- **Exercise objective**
From the entries below, please gather each line containing the string "likes".

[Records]
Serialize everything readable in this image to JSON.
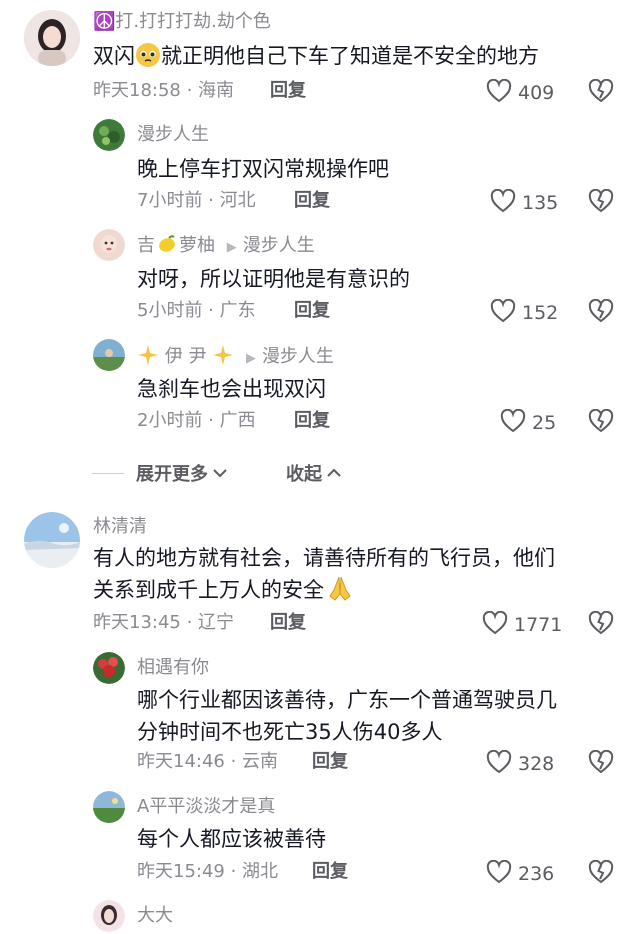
{
  "comments": [
    {
      "user": "☮️打.打打打劫.劫个色",
      "text_a": "双闪",
      "text_b": "就正明他自己下车了知道是不安全的地方",
      "time_loc": "昨天18:58 · 海南",
      "reply": "回复",
      "likes": "409"
    },
    {
      "user": "漫步人生",
      "text": "晚上停车打双闪常规操作吧",
      "time_loc": "7小时前 · 河北",
      "reply": "回复",
      "likes": "135"
    },
    {
      "user_a": "吉",
      "user_b": "萝柚",
      "reply_to": "漫步人生",
      "text": "对呀，所以证明他是有意识的",
      "time_loc": "5小时前 · 广东",
      "reply": "回复",
      "likes": "152"
    },
    {
      "user": "伊 尹",
      "reply_to": "漫步人生",
      "text": "急刹车也会出现双闪",
      "time_loc": "2小时前 · 广西",
      "reply": "回复",
      "likes": "25"
    },
    {
      "user": "林清清",
      "text_lines": [
        "有人的地方就有社会，请善待所有的飞行员，他们",
        "关系到成千上万人的安全"
      ],
      "time_loc": "昨天13:45 · 辽宁",
      "reply": "回复",
      "likes": "1771"
    },
    {
      "user": "相遇有你",
      "text_lines": [
        "哪个行业都因该善待，广东一个普通驾驶员几",
        "分钟时间不也死亡35人伤40多人"
      ],
      "time_loc": "昨天14:46 · 云南",
      "reply": "回复",
      "likes": "328"
    },
    {
      "user": "A平平淡淡才是真",
      "text": "每个人都应该被善待",
      "time_loc": "昨天15:49 · 湖北",
      "reply": "回复",
      "likes": "236"
    },
    {
      "user": "大大"
    }
  ],
  "thread": {
    "expand": "展开更多",
    "collapse": "收起"
  },
  "icons": {
    "like": "heart-outline-icon",
    "dislike": "heart-broken-outline-icon",
    "expand": "chevron-down-icon",
    "collapse": "chevron-up-icon"
  }
}
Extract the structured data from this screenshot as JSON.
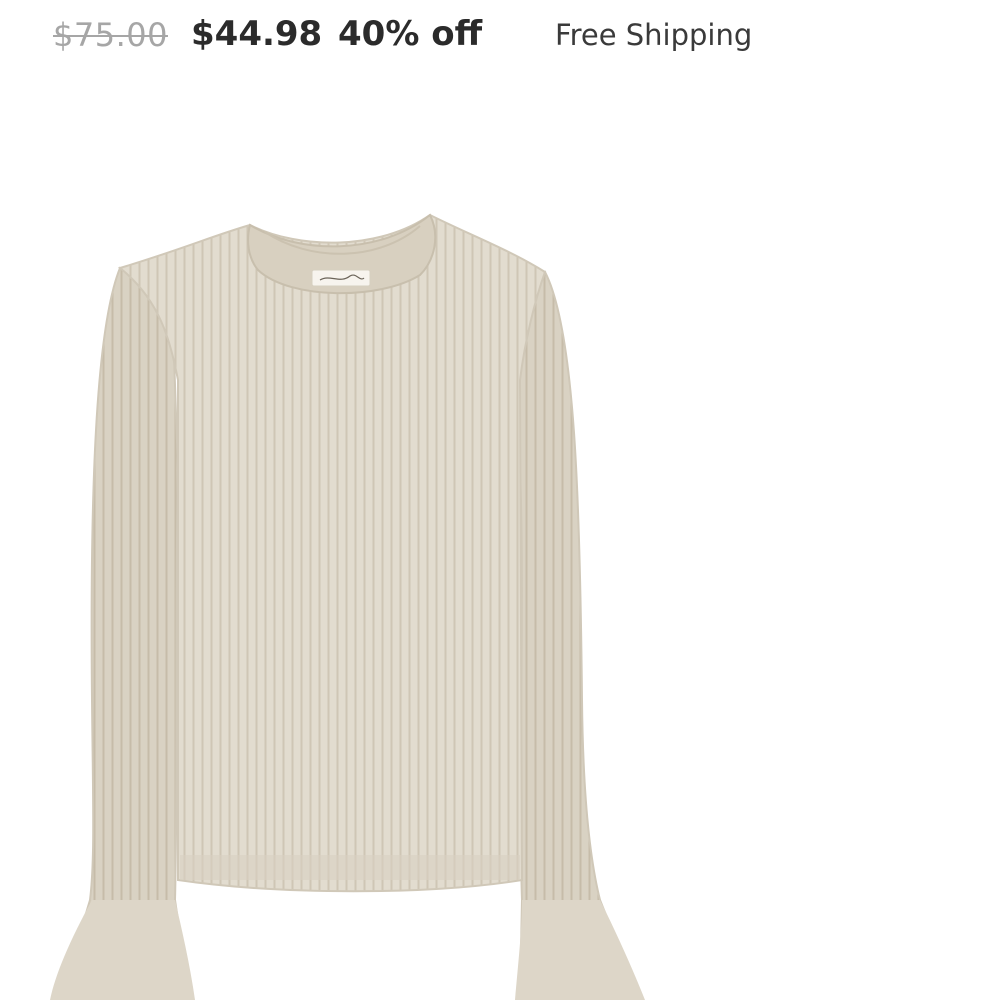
{
  "pricing": {
    "original_price": "$75.00",
    "sale_price": "$44.98",
    "discount": "40% off",
    "shipping": "Free Shipping"
  },
  "product": {
    "image_icon": "sweater-image",
    "colors": {
      "knit": "#e2dccf",
      "knit_shadow": "#cfc7b7",
      "rib_line": "#c9c0ae",
      "label": "#f7f4ee"
    }
  }
}
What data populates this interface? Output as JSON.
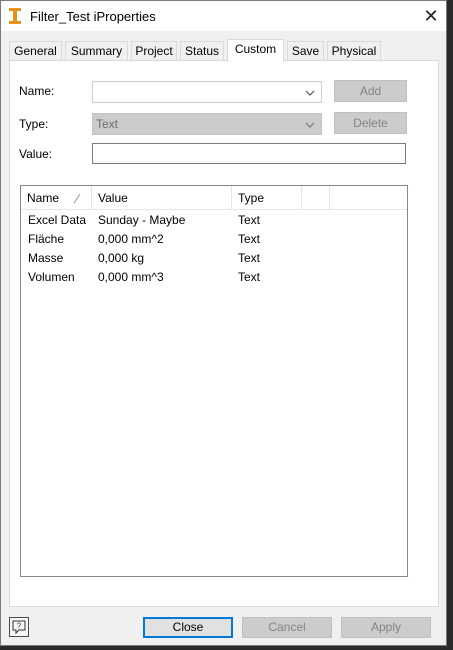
{
  "window": {
    "title": "Filter_Test iProperties",
    "close_glyph": "✕"
  },
  "tabs": [
    {
      "label": "General",
      "active": false
    },
    {
      "label": "Summary",
      "active": false
    },
    {
      "label": "Project",
      "active": false
    },
    {
      "label": "Status",
      "active": false
    },
    {
      "label": "Custom",
      "active": true
    },
    {
      "label": "Save",
      "active": false
    },
    {
      "label": "Physical",
      "active": false
    }
  ],
  "form": {
    "name_label": "Name:",
    "name_value": "",
    "type_label": "Type:",
    "type_value": "Text",
    "value_label": "Value:",
    "value_value": "",
    "add_label": "Add",
    "delete_label": "Delete"
  },
  "table": {
    "columns": [
      "Name",
      "Value",
      "Type",
      ""
    ],
    "rows": [
      {
        "name": "Excel Data",
        "value": "Sunday - Maybe",
        "type": "Text"
      },
      {
        "name": "Fläche",
        "value": "0,000 mm^2",
        "type": "Text"
      },
      {
        "name": "Masse",
        "value": "0,000 kg",
        "type": "Text"
      },
      {
        "name": "Volumen",
        "value": "0,000 mm^3",
        "type": "Text"
      }
    ]
  },
  "footer": {
    "close_label": "Close",
    "cancel_label": "Cancel",
    "apply_label": "Apply"
  },
  "colors": {
    "accent": "#0078d7",
    "app_icon": "#e8911b"
  }
}
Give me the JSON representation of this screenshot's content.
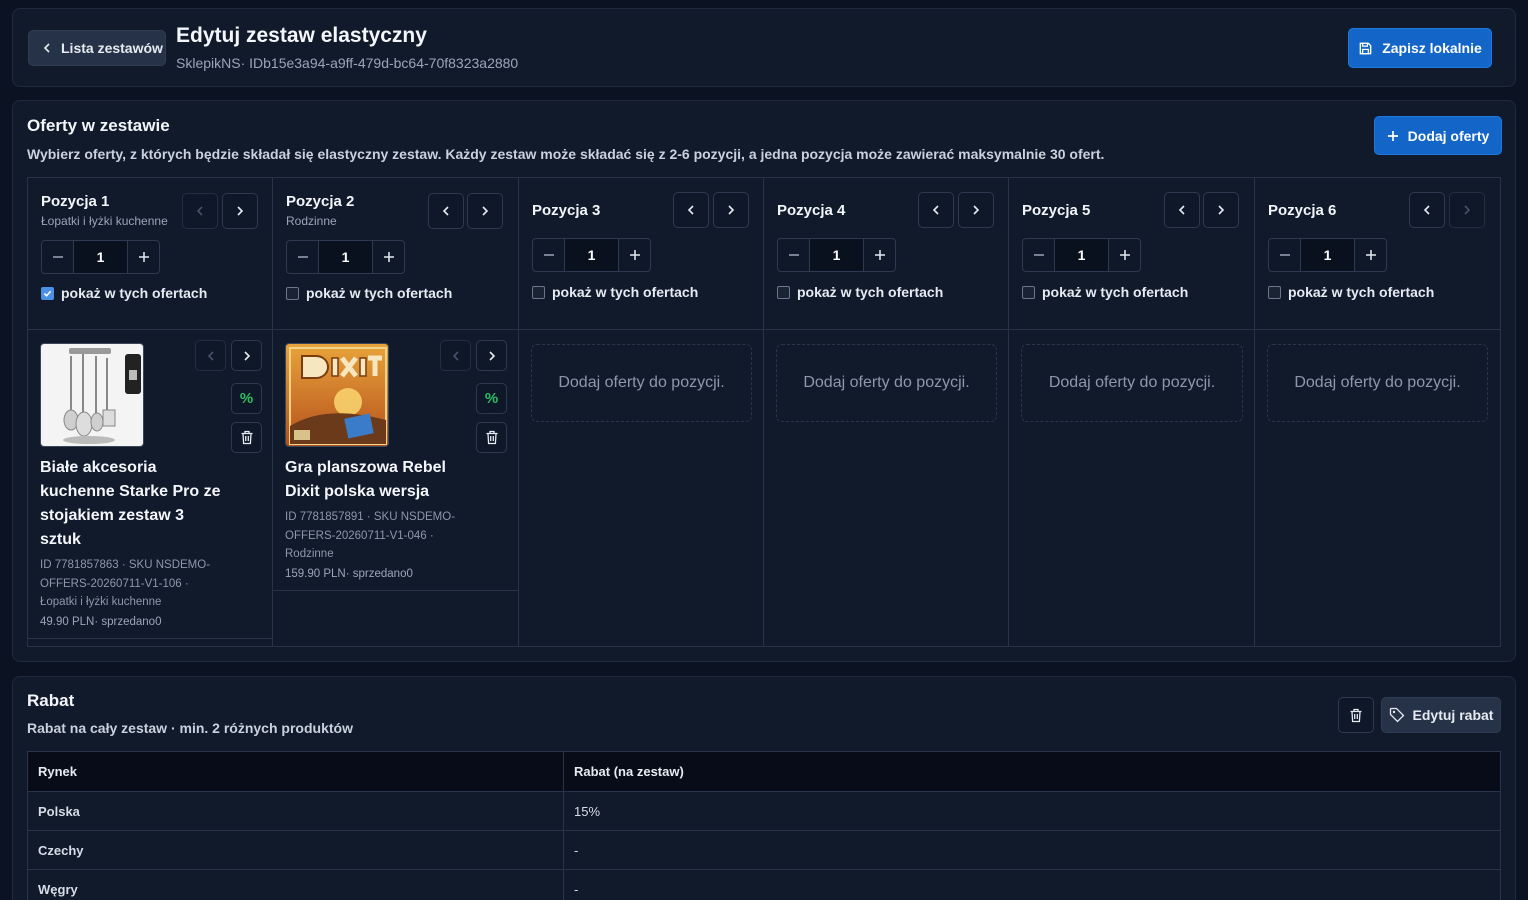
{
  "header": {
    "back_label": "Lista zestawów",
    "title": "Edytuj zestaw elastyczny",
    "subtitle": "SklepikNS· IDb15e3a94-a9ff-479d-bc64-70f8323a2880",
    "save_label": "Zapisz lokalnie"
  },
  "offers": {
    "title": "Oferty w zestawie",
    "description": "Wybierz oferty, z których będzie składał się elastyczny zestaw. Każdy zestaw może składać się z 2-6 pozycji, a jedna pozycja może zawierać maksymalnie 30 ofert.",
    "add_label": "Dodaj oferty",
    "show_label": "pokaż w tych ofertach",
    "empty_label": "Dodaj oferty do pozycji.",
    "positions": [
      {
        "title": "Pozycja 1",
        "subtitle": "Łopatki i łyżki kuchenne",
        "qty": "1",
        "checked": true,
        "offer": {
          "name_lines": [
            "Białe akcesoria",
            "kuchenne Starke Pro ze",
            "stojakiem zestaw 3",
            "sztuk"
          ],
          "meta_lines": [
            "ID 7781857863 · SKU NSDEMO-",
            "OFFERS-20260711-V1-106 ·",
            "Łopatki i łyżki kuchenne"
          ],
          "price": "49.90 PLN· sprzedano0"
        }
      },
      {
        "title": "Pozycja 2",
        "subtitle": "Rodzinne",
        "qty": "1",
        "checked": false,
        "offer": {
          "name_lines": [
            "Gra planszowa Rebel",
            "Dixit polska wersja"
          ],
          "meta_lines": [
            "ID 7781857891 · SKU NSDEMO-",
            "OFFERS-20260711-V1-046 ·",
            "Rodzinne"
          ],
          "price": "159.90 PLN· sprzedano0"
        }
      },
      {
        "title": "Pozycja 3",
        "subtitle": "",
        "qty": "1",
        "checked": false
      },
      {
        "title": "Pozycja 4",
        "subtitle": "",
        "qty": "1",
        "checked": false
      },
      {
        "title": "Pozycja 5",
        "subtitle": "",
        "qty": "1",
        "checked": false
      },
      {
        "title": "Pozycja 6",
        "subtitle": "",
        "qty": "1",
        "checked": false
      }
    ]
  },
  "rabat": {
    "title": "Rabat",
    "description": "Rabat na cały zestaw · min. 2 różnych produktów",
    "edit_label": "Edytuj rabat",
    "columns": [
      "Rynek",
      "Rabat (na zestaw)"
    ],
    "rows": [
      {
        "market": "Polska",
        "value": "15%"
      },
      {
        "market": "Czechy",
        "value": "-"
      },
      {
        "market": "Węgry",
        "value": "-"
      }
    ]
  },
  "colors": {
    "accent": "#1366c7",
    "background": "#0b1322",
    "card": "#111a2b",
    "success": "#2fbf60"
  }
}
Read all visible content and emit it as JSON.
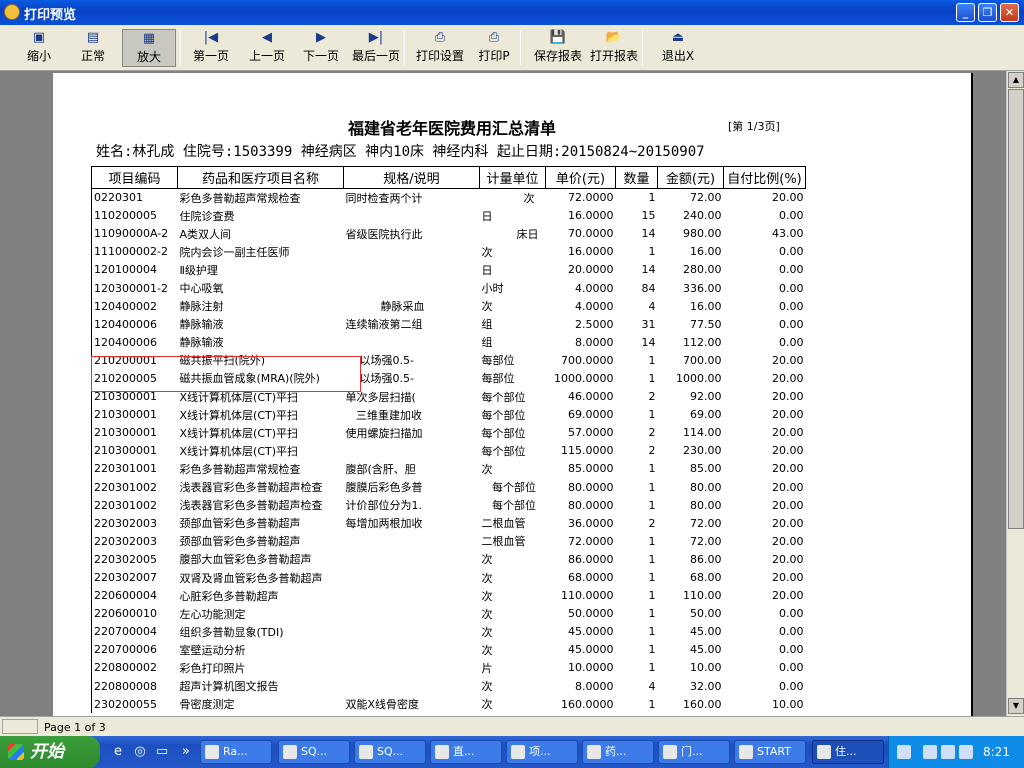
{
  "window": {
    "title": "打印预览"
  },
  "toolbar": [
    {
      "label": "缩小",
      "icon": "▣"
    },
    {
      "label": "正常",
      "icon": "▤"
    },
    {
      "label": "放大",
      "icon": "▦"
    },
    {
      "label": "第一页",
      "icon": "|◀"
    },
    {
      "label": "上一页",
      "icon": "◀"
    },
    {
      "label": "下一页",
      "icon": "▶"
    },
    {
      "label": "最后一页",
      "icon": "▶|"
    },
    {
      "label": "打印设置",
      "icon": "⎙"
    },
    {
      "label": "打印P",
      "icon": "⎙"
    },
    {
      "label": "保存报表",
      "icon": "💾"
    },
    {
      "label": "打开报表",
      "icon": "📂"
    },
    {
      "label": "退出X",
      "icon": "⏏"
    }
  ],
  "report": {
    "title": "福建省老年医院费用汇总清单",
    "page_label": "[第 1/3页]",
    "info_line": "姓名:林孔成  住院号:1503399  神经病区  神内10床     神经内科  起止日期:20150824~20150907",
    "columns": [
      "项目编码",
      "药品和医疗项目名称",
      "规格/说明",
      "计量单位",
      "单价(元)",
      "数量",
      "金额(元)",
      "自付比例(%)"
    ],
    "rows": [
      [
        "0220301",
        "彩色多普勒超声常规检查",
        "同时检查两个计",
        "            次",
        "72.0000",
        "1",
        "72.00",
        "20.00"
      ],
      [
        "110200005",
        "住院诊查费",
        "",
        "日",
        "16.0000",
        "15",
        "240.00",
        "0.00"
      ],
      [
        "11090000A-2",
        "A类双人间",
        "省级医院执行此",
        "          床日",
        "70.0000",
        "14",
        "980.00",
        "43.00"
      ],
      [
        "111000002-2",
        "院内会诊一副主任医师",
        "",
        "次",
        "16.0000",
        "1",
        "16.00",
        "0.00"
      ],
      [
        "120100004",
        "Ⅱ级护理",
        "",
        "日",
        "20.0000",
        "14",
        "280.00",
        "0.00"
      ],
      [
        "120300001-2",
        "中心吸氧",
        "",
        "小时",
        "4.0000",
        "84",
        "336.00",
        "0.00"
      ],
      [
        "120400002",
        "静脉注射",
        "          静脉采血",
        "次",
        "4.0000",
        "4",
        "16.00",
        "0.00"
      ],
      [
        "120400006",
        "静脉输液",
        "连续输液第二组",
        "组",
        "2.5000",
        "31",
        "77.50",
        "0.00"
      ],
      [
        "120400006",
        "静脉输液",
        "",
        "组",
        "8.0000",
        "14",
        "112.00",
        "0.00"
      ],
      [
        "210200001",
        "磁共振平扫(院外)",
        "    以场强0.5-",
        "每部位",
        "700.0000",
        "1",
        "700.00",
        "20.00"
      ],
      [
        "210200005",
        "磁共振血管成象(MRA)(院外)",
        "    以场强0.5-",
        "每部位",
        "1000.0000",
        "1",
        "1000.00",
        "20.00"
      ],
      [
        "210300001",
        "X线计算机体层(CT)平扫",
        "单次多层扫描(",
        "每个部位",
        "46.0000",
        "2",
        "92.00",
        "20.00"
      ],
      [
        "210300001",
        "X线计算机体层(CT)平扫",
        "   三维重建加收",
        "每个部位",
        "69.0000",
        "1",
        "69.00",
        "20.00"
      ],
      [
        "210300001",
        "X线计算机体层(CT)平扫",
        "使用螺旋扫描加",
        "每个部位",
        "57.0000",
        "2",
        "114.00",
        "20.00"
      ],
      [
        "210300001",
        "X线计算机体层(CT)平扫",
        "",
        "每个部位",
        "115.0000",
        "2",
        "230.00",
        "20.00"
      ],
      [
        "220301001",
        "彩色多普勒超声常规检查",
        "腹部(含肝、胆",
        "次",
        "85.0000",
        "1",
        "85.00",
        "20.00"
      ],
      [
        "220301002",
        "浅表器官彩色多普勒超声检查",
        "腹膜后彩色多普",
        "   每个部位",
        "80.0000",
        "1",
        "80.00",
        "20.00"
      ],
      [
        "220301002",
        "浅表器官彩色多普勒超声检查",
        "计价部位分为1.",
        "   每个部位",
        "80.0000",
        "1",
        "80.00",
        "20.00"
      ],
      [
        "220302003",
        "颈部血管彩色多普勒超声",
        "每增加两根加收",
        "二根血管",
        "36.0000",
        "2",
        "72.00",
        "20.00"
      ],
      [
        "220302003",
        "颈部血管彩色多普勒超声",
        "",
        "二根血管",
        "72.0000",
        "1",
        "72.00",
        "20.00"
      ],
      [
        "220302005",
        "腹部大血管彩色多普勒超声",
        "",
        "次",
        "86.0000",
        "1",
        "86.00",
        "20.00"
      ],
      [
        "220302007",
        "双肾及肾血管彩色多普勒超声",
        "",
        "次",
        "68.0000",
        "1",
        "68.00",
        "20.00"
      ],
      [
        "220600004",
        "心脏彩色多普勒超声",
        "",
        "次",
        "110.0000",
        "1",
        "110.00",
        "20.00"
      ],
      [
        "220600010",
        "左心功能测定",
        "",
        "次",
        "50.0000",
        "1",
        "50.00",
        "0.00"
      ],
      [
        "220700004",
        "组织多普勒显象(TDI)",
        "",
        "次",
        "45.0000",
        "1",
        "45.00",
        "0.00"
      ],
      [
        "220700006",
        "室壁运动分析",
        "",
        "次",
        "45.0000",
        "1",
        "45.00",
        "0.00"
      ],
      [
        "220800002",
        "彩色打印照片",
        "",
        "片",
        "10.0000",
        "1",
        "10.00",
        "0.00"
      ],
      [
        "220800008",
        "超声计算机图文报告",
        "",
        "次",
        "8.0000",
        "4",
        "32.00",
        "0.00"
      ],
      [
        "230200055",
        "骨密度测定",
        "双能X线骨密度",
        "次",
        "160.0000",
        "1",
        "160.00",
        "10.00"
      ]
    ]
  },
  "statusbar": {
    "page_text": "Page 1 of 3"
  },
  "taskbar": {
    "start_label": "开始",
    "tasks": [
      "Ra...",
      "SQ...",
      "SQ...",
      "直...",
      "项...",
      "药...",
      "门...",
      "START",
      "住..."
    ],
    "clock": "8:21"
  }
}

- **Full solution**
      "likes": "409"
      "likes": "135"
      "likes": "152"
      "likes": "25"
      "likes": "1771"
      "likes": "328"
      "likes": "236"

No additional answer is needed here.